**** Given data

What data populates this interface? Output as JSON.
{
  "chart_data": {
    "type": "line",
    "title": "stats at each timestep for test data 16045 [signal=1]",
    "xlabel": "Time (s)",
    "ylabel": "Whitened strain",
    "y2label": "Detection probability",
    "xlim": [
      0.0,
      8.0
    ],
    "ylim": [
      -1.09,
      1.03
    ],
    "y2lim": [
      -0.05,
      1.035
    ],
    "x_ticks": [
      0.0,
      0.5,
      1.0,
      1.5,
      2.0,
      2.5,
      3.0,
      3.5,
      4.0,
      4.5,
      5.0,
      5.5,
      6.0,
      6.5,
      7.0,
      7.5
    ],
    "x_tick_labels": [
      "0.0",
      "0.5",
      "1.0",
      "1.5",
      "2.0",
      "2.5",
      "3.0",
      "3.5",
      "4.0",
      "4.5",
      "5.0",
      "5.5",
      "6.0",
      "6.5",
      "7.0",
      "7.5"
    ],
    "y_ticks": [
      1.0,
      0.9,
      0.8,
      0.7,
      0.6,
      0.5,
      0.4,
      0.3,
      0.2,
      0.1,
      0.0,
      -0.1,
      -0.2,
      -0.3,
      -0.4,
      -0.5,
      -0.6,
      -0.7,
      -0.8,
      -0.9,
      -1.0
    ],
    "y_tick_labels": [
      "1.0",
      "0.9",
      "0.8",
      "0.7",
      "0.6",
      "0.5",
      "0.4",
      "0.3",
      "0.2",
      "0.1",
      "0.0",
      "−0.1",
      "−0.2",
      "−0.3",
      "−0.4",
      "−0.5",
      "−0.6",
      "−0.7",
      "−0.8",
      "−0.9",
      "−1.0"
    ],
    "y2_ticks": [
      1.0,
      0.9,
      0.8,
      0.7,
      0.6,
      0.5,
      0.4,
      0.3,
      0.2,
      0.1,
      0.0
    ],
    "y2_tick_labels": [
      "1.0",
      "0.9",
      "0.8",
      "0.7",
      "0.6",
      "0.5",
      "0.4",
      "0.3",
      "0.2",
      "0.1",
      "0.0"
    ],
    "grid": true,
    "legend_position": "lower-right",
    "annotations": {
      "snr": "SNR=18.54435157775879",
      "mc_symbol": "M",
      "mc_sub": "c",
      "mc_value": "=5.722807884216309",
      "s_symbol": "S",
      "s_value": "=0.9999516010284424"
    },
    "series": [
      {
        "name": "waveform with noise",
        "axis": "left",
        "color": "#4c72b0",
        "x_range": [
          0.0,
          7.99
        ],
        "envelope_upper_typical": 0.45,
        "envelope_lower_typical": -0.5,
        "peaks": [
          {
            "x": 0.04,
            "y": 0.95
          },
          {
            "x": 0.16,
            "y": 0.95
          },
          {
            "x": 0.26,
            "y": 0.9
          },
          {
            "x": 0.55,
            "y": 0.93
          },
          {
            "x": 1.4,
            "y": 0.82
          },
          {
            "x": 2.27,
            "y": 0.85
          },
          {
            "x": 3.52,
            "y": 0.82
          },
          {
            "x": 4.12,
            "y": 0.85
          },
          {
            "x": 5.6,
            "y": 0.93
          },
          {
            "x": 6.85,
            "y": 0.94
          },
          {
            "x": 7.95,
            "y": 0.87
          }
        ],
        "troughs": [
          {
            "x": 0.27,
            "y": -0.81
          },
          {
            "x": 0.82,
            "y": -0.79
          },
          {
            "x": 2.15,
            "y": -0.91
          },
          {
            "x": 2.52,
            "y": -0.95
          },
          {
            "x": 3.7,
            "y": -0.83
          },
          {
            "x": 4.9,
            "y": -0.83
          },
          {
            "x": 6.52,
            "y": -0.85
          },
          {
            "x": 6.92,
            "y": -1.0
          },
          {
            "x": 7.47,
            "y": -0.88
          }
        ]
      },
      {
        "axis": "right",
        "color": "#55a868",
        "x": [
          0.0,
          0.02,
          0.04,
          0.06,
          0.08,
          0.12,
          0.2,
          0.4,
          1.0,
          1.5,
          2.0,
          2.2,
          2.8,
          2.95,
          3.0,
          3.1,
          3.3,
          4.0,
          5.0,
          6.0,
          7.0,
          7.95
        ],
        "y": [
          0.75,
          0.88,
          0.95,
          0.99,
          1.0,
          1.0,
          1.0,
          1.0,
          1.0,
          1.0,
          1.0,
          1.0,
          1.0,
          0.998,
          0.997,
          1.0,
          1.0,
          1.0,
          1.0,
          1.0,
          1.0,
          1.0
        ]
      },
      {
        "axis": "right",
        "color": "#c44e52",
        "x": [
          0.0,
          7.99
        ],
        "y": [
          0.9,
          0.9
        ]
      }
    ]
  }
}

********

# [What the task requires]
Extract the full listing above without alteration.

# [Final result]
What data populates this interface? Output as JSON.
{
  "chart_data": {
    "type": "line",
    "title": "stats at each timestep for test data 16045 [signal=1]",
    "xlabel": "Time (s)",
    "ylabel": "Whitened strain",
    "y2label": "Detection probability",
    "xlim": [
      0.0,
      8.0
    ],
    "ylim": [
      -1.09,
      1.03
    ],
    "y2lim": [
      -0.05,
      1.035
    ],
    "x_ticks": [
      0.0,
      0.5,
      1.0,
      1.5,
      2.0,
      2.5,
      3.0,
      3.5,
      4.0,
      4.5,
      5.0,
      5.5,
      6.0,
      6.5,
      7.0,
      7.5
    ],
    "x_tick_labels": [
      "0.0",
      "0.5",
      "1.0",
      "1.5",
      "2.0",
      "2.5",
      "3.0",
      "3.5",
      "4.0",
      "4.5",
      "5.0",
      "5.5",
      "6.0",
      "6.5",
      "7.0",
      "7.5"
    ],
    "y_ticks": [
      1.0,
      0.9,
      0.8,
      0.7,
      0.6,
      0.5,
      0.4,
      0.3,
      0.2,
      0.1,
      0.0,
      -0.1,
      -0.2,
      -0.3,
      -0.4,
      -0.5,
      -0.6,
      -0.7,
      -0.8,
      -0.9,
      -1.0
    ],
    "y_tick_labels": [
      "1.0",
      "0.9",
      "0.8",
      "0.7",
      "0.6",
      "0.5",
      "0.4",
      "0.3",
      "0.2",
      "0.1",
      "0.0",
      "−0.1",
      "−0.2",
      "−0.3",
      "−0.4",
      "−0.5",
      "−0.6",
      "−0.7",
      "−0.8",
      "−0.9",
      "−1.0"
    ],
    "y2_ticks": [
      1.0,
      0.9,
      0.8,
      0.7,
      0.6,
      0.5,
      0.4,
      0.3,
      0.2,
      0.1,
      0.0
    ],
    "y2_tick_labels": [
      "1.0",
      "0.9",
      "0.8",
      "0.7",
      "0.6",
      "0.5",
      "0.4",
      "0.3",
      "0.2",
      "0.1",
      "0.0"
    ],
    "grid": true,
    "legend_position": "lower-right",
    "annotations": {
      "snr": "SNR=18.54435157775879",
      "mc_symbol": "M",
      "mc_sub": "c",
      "mc_value": "=5.722807884216309",
      "s_symbol": "S",
      "s_value": "=0.9999516010284424"
    },
    "series": [
      {
        "name": "waveform with noise",
        "axis": "left",
        "color": "#4c72b0",
        "x_range": [
          0.0,
          7.99
        ],
        "envelope_upper_typical": 0.45,
        "envelope_lower_typical": -0.5,
        "peaks": [
          {
            "x": 0.04,
            "y": 0.95
          },
          {
            "x": 0.16,
            "y": 0.95
          },
          {
            "x": 0.26,
            "y": 0.9
          },
          {
            "x": 0.55,
            "y": 0.93
          },
          {
            "x": 1.4,
            "y": 0.82
          },
          {
            "x": 2.27,
            "y": 0.85
          },
          {
            "x": 3.52,
            "y": 0.82
          },
          {
            "x": 4.12,
            "y": 0.85
          },
          {
            "x": 5.6,
            "y": 0.93
          },
          {
            "x": 6.85,
            "y": 0.94
          },
          {
            "x": 7.95,
            "y": 0.87
          }
        ],
        "troughs": [
          {
            "x": 0.27,
            "y": -0.81
          },
          {
            "x": 0.82,
            "y": -0.79
          },
          {
            "x": 2.15,
            "y": -0.91
          },
          {
            "x": 2.52,
            "y": -0.95
          },
          {
            "x": 3.7,
            "y": -0.83
          },
          {
            "x": 4.9,
            "y": -0.83
          },
          {
            "x": 6.52,
            "y": -0.85
          },
          {
            "x": 6.92,
            "y": -1.0
          },
          {
            "x": 7.47,
            "y": -0.88
          }
        ]
      },
      {
        "axis": "right",
        "color": "#55a868",
        "x": [
          0.0,
          0.02,
          0.04,
          0.06,
          0.08,
          0.12,
          0.2,
          0.4,
          1.0,
          1.5,
          2.0,
          2.2,
          2.8,
          2.95,
          3.0,
          3.1,
          3.3,
          4.0,
          5.0,
          6.0,
          7.0,
          7.95
        ],
        "y": [
          0.75,
          0.88,
          0.95,
          0.99,
          1.0,
          1.0,
          1.0,
          1.0,
          1.0,
          1.0,
          1.0,
          1.0,
          1.0,
          0.998,
          0.997,
          1.0,
          1.0,
          1.0,
          1.0,
          1.0,
          1.0,
          1.0
        ]
      },
      {
        "axis": "right",
        "color": "#c44e52",
        "x": [
          0.0,
          7.99
        ],
        "y": [
          0.9,
          0.9
        ]
      }
    ]
  }
}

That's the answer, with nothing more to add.